Directions | Which lines hold the word "online"? Show each of them.

· · · · ·

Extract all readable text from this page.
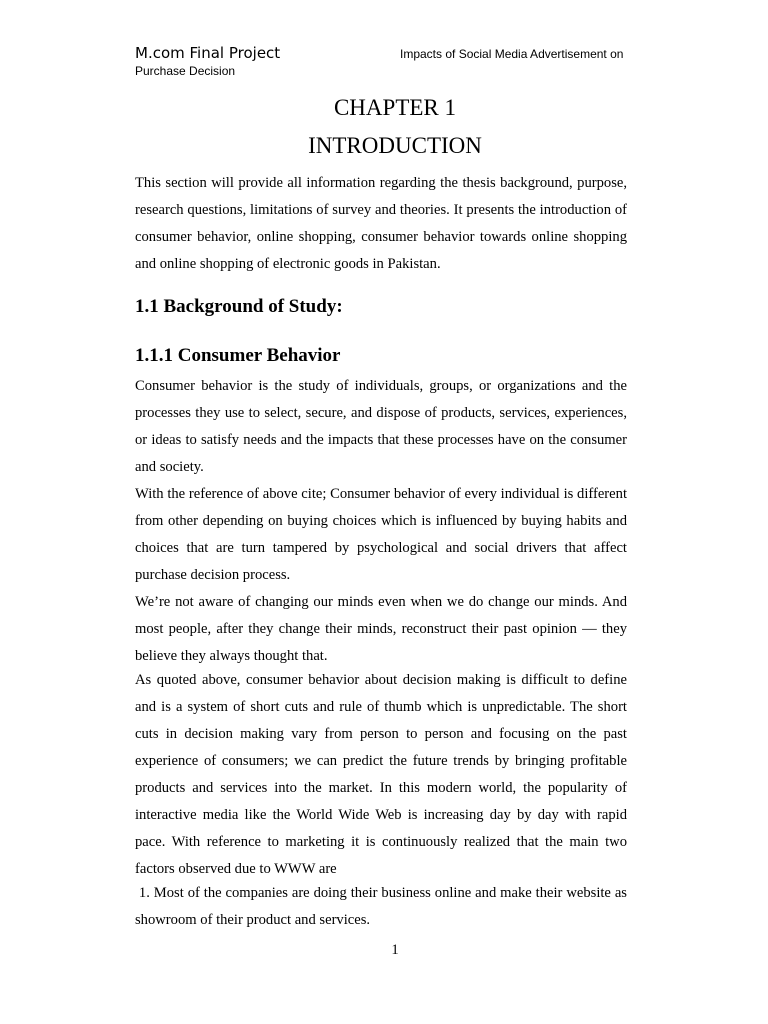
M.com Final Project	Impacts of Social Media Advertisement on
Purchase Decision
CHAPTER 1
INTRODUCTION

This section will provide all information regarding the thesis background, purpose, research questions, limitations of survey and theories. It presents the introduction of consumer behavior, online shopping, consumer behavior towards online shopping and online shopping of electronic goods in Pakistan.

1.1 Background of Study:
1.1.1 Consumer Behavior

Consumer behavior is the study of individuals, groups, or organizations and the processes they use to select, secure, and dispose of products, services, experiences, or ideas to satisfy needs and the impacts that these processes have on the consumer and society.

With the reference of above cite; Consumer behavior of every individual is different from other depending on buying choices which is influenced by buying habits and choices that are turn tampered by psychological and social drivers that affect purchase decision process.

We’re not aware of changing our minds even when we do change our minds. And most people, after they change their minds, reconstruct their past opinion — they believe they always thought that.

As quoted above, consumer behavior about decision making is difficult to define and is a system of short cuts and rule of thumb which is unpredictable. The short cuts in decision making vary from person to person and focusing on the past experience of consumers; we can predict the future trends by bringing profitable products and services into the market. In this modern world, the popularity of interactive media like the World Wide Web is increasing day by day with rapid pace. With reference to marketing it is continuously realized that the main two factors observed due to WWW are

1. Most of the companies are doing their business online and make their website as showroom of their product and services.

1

· · · · ·

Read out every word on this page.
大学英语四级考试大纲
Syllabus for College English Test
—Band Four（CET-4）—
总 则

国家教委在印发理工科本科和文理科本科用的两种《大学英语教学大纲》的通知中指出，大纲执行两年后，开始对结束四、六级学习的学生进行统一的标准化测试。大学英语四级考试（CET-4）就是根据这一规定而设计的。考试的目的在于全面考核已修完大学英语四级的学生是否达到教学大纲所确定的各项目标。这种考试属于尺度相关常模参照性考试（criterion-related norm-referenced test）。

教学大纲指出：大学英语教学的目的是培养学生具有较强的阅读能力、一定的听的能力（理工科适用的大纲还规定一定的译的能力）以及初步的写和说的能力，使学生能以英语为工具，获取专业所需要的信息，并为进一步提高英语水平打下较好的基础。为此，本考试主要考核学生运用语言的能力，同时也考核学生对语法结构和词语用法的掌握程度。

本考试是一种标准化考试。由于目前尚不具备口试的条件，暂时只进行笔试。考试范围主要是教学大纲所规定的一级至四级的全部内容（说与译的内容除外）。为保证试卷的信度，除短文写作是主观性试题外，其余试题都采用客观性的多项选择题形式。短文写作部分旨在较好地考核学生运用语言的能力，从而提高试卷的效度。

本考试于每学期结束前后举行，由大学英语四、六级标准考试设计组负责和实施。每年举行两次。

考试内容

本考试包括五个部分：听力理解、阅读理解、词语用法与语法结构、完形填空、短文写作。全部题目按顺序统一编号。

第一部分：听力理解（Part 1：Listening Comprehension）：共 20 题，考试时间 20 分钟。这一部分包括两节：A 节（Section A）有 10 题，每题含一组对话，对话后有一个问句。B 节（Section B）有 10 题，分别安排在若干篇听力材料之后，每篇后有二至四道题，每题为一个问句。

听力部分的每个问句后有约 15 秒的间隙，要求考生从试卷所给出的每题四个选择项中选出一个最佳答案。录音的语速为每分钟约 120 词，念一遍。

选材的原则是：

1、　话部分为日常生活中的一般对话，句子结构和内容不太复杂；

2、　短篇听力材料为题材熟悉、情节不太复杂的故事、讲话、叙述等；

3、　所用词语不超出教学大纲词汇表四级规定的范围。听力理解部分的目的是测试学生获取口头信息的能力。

· · · · ·

Reply |
This section will provide all information regarding the thesis background, purpose, research questions, limitations of survey and theories. It presents the introduction of consumer behavior, online shopping, consumer behavior towards online shopping and online shopping of electronic goods in Pakistan.
1. Most of the companies are doing their business online and make their website as showroom of their product and services.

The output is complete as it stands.